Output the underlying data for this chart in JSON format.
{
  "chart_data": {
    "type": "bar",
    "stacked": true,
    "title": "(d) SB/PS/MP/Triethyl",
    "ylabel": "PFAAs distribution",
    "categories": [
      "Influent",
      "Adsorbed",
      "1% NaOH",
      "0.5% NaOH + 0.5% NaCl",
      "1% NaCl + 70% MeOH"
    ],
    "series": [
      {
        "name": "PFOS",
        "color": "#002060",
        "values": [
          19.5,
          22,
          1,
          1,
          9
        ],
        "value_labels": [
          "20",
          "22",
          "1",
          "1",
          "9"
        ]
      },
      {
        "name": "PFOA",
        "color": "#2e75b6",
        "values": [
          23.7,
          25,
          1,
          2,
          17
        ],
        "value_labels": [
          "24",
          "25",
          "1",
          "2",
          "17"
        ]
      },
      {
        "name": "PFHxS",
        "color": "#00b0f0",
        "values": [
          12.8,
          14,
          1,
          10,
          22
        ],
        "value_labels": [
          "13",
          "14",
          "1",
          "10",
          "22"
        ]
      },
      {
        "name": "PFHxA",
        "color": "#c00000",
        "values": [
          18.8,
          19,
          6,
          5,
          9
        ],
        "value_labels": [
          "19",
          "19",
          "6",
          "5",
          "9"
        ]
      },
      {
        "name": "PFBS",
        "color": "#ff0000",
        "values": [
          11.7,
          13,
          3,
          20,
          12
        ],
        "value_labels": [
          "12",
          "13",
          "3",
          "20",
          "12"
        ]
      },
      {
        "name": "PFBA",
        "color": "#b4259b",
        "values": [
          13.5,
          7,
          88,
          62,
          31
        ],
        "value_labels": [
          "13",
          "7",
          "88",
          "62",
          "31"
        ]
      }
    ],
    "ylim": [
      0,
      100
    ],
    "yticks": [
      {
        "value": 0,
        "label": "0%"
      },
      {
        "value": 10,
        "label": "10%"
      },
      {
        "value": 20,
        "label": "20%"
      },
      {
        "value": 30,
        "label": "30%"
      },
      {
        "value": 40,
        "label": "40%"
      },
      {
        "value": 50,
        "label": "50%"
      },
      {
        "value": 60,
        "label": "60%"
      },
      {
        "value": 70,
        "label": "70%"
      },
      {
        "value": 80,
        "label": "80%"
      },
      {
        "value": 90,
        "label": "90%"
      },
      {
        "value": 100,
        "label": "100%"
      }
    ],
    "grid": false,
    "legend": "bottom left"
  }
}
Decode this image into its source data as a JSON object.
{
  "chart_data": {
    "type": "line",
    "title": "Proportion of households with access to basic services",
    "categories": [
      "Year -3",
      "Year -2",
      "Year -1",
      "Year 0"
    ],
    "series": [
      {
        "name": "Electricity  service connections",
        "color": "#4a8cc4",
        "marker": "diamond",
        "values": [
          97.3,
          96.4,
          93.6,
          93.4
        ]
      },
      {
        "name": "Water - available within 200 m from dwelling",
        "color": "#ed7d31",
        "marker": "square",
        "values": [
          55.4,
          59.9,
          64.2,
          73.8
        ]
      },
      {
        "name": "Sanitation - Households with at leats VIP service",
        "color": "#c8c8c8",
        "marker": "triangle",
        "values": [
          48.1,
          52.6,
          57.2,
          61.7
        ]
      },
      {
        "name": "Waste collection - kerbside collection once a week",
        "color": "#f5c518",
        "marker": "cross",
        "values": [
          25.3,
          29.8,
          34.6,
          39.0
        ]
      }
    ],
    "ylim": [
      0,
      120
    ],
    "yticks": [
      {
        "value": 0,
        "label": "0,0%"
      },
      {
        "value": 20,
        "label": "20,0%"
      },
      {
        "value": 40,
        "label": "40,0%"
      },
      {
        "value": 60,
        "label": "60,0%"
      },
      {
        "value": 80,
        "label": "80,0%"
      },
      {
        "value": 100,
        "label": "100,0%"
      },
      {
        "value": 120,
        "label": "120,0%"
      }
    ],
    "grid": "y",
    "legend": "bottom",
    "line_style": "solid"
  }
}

--------

What to work on:
Track down every line with the word "this" and copy it.

The reply:
Output the underlying data for this chart in JSON format.
Decode this image into its source data as a JSON object.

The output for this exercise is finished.